— BEGIN EXTRACTED RECORDS —
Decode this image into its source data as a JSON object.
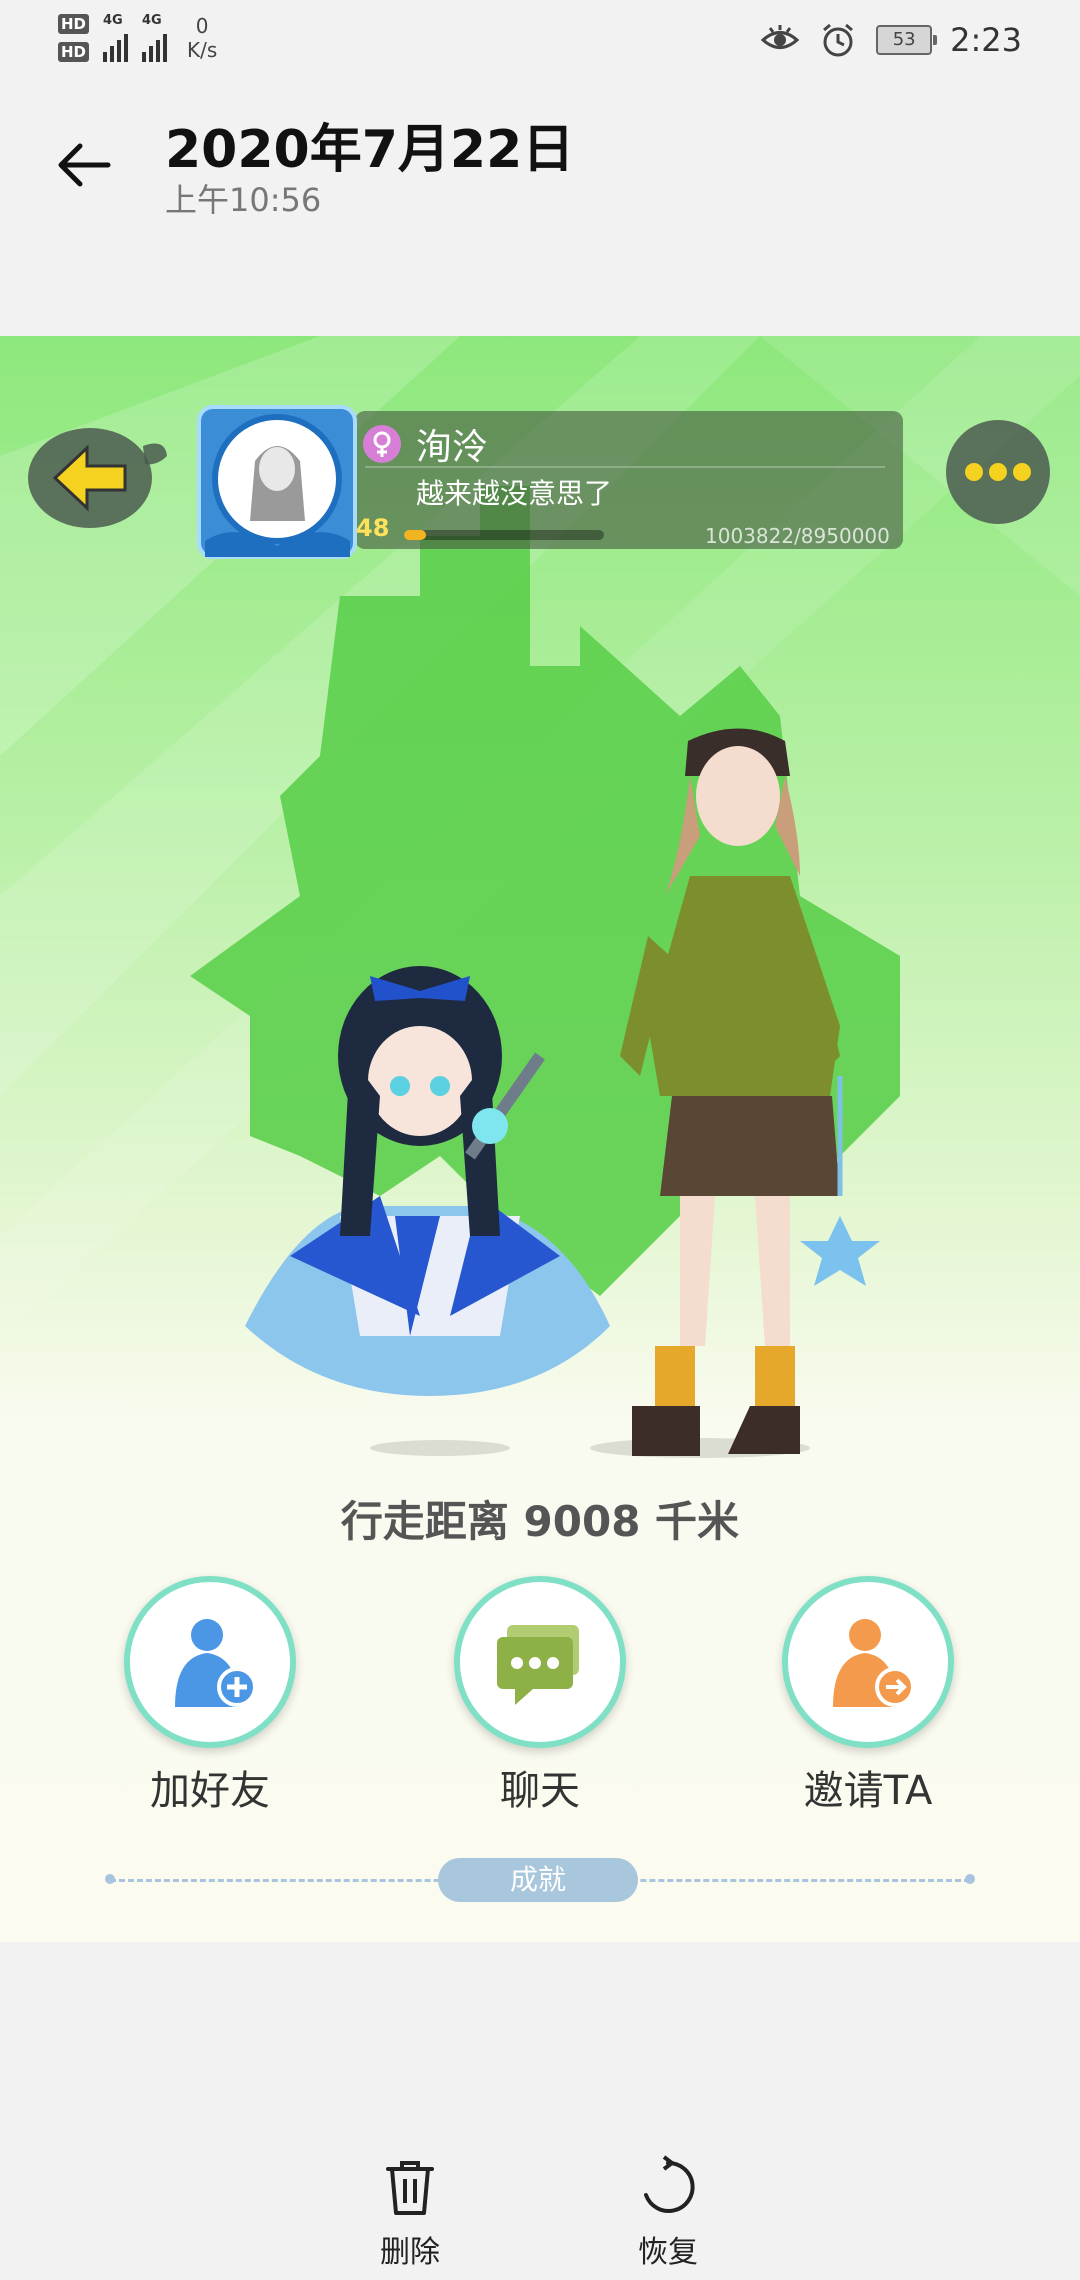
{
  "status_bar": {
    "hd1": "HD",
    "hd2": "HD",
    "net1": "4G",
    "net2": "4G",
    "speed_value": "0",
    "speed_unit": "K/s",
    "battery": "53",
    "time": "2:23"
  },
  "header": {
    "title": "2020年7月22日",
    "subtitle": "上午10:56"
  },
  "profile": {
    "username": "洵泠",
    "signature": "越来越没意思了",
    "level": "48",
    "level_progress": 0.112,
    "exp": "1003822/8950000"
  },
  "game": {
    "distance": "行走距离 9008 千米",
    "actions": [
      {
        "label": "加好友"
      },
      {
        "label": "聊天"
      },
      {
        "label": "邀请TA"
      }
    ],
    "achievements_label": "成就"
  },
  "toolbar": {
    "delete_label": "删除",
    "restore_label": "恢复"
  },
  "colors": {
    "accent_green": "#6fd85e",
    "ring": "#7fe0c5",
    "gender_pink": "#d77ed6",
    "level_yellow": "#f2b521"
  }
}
— END EXTRACTED RECORDS —
**WRITTEN EXERCISE**
Output every entry verbatim. Pictures do not belong in the copy.

**TASK SOLUTION**
Decode this image into its source data as a JSON object.
{
  "status_bar": {
    "hd1": "HD",
    "hd2": "HD",
    "net1": "4G",
    "net2": "4G",
    "speed_value": "0",
    "speed_unit": "K/s",
    "battery": "53",
    "time": "2:23"
  },
  "header": {
    "title": "2020年7月22日",
    "subtitle": "上午10:56"
  },
  "profile": {
    "username": "洵泠",
    "signature": "越来越没意思了",
    "level": "48",
    "level_progress": 0.112,
    "exp": "1003822/8950000"
  },
  "game": {
    "distance": "行走距离 9008 千米",
    "actions": [
      {
        "label": "加好友"
      },
      {
        "label": "聊天"
      },
      {
        "label": "邀请TA"
      }
    ],
    "achievements_label": "成就"
  },
  "toolbar": {
    "delete_label": "删除",
    "restore_label": "恢复"
  },
  "colors": {
    "accent_green": "#6fd85e",
    "ring": "#7fe0c5",
    "gender_pink": "#d77ed6",
    "level_yellow": "#f2b521"
  }
}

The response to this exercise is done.